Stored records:
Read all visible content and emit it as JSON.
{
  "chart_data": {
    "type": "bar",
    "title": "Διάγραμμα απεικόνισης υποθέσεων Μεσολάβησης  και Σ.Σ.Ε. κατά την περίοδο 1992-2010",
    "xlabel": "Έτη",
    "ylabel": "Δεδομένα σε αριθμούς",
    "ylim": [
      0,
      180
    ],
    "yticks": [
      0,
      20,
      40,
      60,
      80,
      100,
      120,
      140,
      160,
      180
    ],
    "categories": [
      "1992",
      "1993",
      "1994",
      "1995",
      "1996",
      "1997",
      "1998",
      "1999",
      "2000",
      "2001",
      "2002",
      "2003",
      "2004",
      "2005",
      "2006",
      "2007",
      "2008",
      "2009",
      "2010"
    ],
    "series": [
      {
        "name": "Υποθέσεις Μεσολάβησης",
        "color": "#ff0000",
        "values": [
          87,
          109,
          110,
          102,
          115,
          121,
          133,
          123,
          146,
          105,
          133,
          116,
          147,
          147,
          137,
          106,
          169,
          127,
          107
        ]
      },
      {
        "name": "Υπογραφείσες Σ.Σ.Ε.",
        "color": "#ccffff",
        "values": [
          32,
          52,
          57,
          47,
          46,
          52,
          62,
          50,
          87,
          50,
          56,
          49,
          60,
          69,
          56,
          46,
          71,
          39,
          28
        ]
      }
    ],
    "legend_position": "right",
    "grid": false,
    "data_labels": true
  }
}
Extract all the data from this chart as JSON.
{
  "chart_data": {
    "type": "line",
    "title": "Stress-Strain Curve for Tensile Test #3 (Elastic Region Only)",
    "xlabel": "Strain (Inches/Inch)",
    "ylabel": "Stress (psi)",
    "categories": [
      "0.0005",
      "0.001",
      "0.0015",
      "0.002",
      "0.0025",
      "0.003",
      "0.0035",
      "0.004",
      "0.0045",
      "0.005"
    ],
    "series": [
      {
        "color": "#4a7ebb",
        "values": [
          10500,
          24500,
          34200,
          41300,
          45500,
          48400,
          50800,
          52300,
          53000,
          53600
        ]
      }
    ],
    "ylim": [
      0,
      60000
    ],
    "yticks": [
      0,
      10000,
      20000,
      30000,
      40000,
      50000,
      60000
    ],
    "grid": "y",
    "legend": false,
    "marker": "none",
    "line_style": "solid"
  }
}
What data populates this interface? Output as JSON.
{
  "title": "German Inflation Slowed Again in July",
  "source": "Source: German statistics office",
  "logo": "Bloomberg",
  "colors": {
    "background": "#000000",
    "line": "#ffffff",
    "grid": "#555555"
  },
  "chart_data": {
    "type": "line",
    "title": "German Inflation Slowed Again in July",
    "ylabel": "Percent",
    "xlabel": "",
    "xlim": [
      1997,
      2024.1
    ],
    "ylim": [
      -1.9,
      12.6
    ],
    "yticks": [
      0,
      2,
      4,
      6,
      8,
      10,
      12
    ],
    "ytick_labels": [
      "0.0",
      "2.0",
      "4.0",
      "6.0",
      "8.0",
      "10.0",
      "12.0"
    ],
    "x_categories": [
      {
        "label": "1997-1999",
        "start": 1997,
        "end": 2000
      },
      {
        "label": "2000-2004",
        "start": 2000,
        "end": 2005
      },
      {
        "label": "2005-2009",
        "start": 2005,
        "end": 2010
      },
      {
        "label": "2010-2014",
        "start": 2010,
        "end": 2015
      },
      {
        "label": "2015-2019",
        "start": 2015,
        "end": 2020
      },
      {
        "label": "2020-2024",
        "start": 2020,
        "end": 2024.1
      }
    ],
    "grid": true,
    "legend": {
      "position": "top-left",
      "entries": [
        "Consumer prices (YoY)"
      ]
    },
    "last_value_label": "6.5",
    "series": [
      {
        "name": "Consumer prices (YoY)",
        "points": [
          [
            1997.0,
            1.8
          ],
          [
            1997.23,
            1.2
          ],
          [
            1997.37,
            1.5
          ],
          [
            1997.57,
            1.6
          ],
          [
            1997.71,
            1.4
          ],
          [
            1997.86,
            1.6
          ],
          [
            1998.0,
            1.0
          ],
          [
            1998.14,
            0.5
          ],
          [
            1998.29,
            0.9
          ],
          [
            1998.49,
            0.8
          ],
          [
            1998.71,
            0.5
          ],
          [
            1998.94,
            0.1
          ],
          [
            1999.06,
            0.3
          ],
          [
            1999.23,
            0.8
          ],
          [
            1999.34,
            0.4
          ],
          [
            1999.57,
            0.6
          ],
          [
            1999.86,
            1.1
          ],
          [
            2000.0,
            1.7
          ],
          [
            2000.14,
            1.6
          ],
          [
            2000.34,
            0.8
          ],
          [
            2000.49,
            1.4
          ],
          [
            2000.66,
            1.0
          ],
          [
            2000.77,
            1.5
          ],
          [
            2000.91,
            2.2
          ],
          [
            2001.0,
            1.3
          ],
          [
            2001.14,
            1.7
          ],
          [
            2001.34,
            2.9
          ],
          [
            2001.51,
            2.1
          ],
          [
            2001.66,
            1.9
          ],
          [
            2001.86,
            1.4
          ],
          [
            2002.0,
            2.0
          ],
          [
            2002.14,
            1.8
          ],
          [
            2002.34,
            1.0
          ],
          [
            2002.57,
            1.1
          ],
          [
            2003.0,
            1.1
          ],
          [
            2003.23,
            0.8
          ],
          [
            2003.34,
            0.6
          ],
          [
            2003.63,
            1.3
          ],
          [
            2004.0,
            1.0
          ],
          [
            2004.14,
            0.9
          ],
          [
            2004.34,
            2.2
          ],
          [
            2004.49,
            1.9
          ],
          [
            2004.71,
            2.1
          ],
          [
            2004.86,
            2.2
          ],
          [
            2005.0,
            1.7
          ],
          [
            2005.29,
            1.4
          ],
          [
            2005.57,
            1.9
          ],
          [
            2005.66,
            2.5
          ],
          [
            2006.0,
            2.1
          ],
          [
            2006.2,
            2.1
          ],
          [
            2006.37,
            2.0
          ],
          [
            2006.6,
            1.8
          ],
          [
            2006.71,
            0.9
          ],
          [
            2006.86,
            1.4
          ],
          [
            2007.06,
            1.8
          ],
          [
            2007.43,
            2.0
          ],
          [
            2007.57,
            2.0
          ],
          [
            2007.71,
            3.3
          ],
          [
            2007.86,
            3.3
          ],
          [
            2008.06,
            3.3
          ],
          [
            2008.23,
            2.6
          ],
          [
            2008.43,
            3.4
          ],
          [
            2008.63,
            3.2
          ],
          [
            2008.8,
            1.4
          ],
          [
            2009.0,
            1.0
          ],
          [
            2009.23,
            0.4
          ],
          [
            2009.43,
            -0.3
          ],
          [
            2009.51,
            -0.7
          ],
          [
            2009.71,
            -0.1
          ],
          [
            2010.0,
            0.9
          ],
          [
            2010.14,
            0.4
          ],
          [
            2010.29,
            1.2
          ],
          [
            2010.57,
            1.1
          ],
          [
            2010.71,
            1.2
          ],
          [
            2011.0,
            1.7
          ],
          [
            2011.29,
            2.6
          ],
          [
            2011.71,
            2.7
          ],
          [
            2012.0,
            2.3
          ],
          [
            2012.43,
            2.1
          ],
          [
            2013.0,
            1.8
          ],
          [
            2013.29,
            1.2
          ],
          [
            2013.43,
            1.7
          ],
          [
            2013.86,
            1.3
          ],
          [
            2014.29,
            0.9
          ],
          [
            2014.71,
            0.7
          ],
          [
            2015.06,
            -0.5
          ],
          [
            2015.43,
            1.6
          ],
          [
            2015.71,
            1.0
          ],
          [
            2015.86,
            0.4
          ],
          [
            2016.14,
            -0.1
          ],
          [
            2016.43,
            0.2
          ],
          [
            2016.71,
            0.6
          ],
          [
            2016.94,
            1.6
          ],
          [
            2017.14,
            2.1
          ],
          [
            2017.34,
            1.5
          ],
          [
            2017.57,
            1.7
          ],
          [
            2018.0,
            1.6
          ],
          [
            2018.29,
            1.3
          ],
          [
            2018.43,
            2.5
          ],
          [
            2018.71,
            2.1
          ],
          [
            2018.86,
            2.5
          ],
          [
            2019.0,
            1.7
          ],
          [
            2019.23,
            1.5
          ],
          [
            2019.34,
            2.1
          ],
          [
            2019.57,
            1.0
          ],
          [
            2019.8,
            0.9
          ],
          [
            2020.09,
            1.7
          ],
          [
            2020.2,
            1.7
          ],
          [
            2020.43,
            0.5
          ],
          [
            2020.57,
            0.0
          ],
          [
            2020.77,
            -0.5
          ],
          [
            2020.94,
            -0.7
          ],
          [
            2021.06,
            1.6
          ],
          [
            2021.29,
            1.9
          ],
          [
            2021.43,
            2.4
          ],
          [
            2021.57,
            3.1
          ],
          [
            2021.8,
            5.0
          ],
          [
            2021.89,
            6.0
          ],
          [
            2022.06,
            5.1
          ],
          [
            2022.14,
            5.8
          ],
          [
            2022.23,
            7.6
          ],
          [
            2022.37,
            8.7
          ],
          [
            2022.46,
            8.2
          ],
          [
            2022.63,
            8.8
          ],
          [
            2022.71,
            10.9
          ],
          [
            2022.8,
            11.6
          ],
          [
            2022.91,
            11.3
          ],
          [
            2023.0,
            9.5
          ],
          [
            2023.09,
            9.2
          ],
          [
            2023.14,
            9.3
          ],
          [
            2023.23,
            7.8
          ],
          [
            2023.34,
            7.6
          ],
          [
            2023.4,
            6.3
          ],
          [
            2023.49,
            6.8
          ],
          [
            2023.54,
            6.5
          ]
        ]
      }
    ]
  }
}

_TASK STATEMENT_.
A number is the only answer here: how many lines of the material above contain "this"?

_REPLY TO THE EXERCISE_.
2